* Set exercise: Output every line below without omitting or altering anything.

::: Extracted entries :::

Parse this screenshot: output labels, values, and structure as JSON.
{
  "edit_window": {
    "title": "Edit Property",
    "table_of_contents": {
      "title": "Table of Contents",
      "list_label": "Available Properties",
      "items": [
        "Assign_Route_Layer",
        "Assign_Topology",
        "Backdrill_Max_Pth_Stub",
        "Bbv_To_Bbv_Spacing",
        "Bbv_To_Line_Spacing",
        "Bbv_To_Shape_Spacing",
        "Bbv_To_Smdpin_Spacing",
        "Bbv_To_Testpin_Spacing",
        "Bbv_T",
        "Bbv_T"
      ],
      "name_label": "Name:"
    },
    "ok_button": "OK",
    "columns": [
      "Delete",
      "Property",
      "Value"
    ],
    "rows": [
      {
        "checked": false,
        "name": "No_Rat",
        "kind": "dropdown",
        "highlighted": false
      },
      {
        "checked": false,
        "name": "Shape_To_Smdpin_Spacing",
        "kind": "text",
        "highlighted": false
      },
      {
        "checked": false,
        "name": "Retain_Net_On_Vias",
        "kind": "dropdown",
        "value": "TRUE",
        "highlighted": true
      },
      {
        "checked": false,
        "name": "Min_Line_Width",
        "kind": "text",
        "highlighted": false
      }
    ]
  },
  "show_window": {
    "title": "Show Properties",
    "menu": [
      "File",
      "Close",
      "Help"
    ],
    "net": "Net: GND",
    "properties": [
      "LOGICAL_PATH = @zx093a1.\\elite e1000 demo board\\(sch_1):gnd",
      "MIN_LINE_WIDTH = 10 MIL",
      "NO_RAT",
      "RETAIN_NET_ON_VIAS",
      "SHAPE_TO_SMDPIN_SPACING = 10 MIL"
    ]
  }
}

:::

* Solved exercise:
Parse this screenshot: output labels, values, and structure as JSON.
{
  "edit_window": {
    "title": "Edit Property",
    "table_of_contents": {
      "title": "Table of Contents",
      "list_label": "Available Properties",
      "items": [
        "Assign_Route_Layer",
        "Assign_Topology",
        "Backdrill_Max_Pth_Stub",
        "Bbv_To_Bbv_Spacing",
        "Bbv_To_Line_Spacing",
        "Bbv_To_Shape_Spacing",
        "Bbv_To_Smdpin_Spacing",
        "Bbv_To_Testpin_Spacing",
        "Bbv_T",
        "Bbv_T"
      ],
      "name_label": "Name:"
    },
    "ok_button": "OK",
    "columns": [
      "Delete",
      "Property",
      "Value"
    ],
    "rows": [
      {
        "checked": false,
        "name": "No_Rat",
        "kind": "dropdown",
        "highlighted": false
      },
      {
        "checked": false,
        "name": "Shape_To_Smdpin_Spacing",
        "kind": "text",
        "highlighted": false
      },
      {
        "checked": false,
        "name": "Retain_Net_On_Vias",
        "kind": "dropdown",
        "value": "TRUE",
        "highlighted": true
      },
      {
        "checked": false,
        "name": "Min_Line_Width",
        "kind": "text",
        "highlighted": false
      }
    ]
  },
  "show_window": {
    "title": "Show Properties",
    "menu": [
      "File",
      "Close",
      "Help"
    ],
    "net": "Net: GND",
    "properties": [
      "LOGICAL_PATH = @zx093a1.\\elite e1000 demo board\\(sch_1):gnd",
      "MIN_LINE_WIDTH = 10 MIL",
      "NO_RAT",
      "RETAIN_NET_ON_VIAS",
      "SHAPE_TO_SMDPIN_SPACING = 10 MIL"
    ]
  }
}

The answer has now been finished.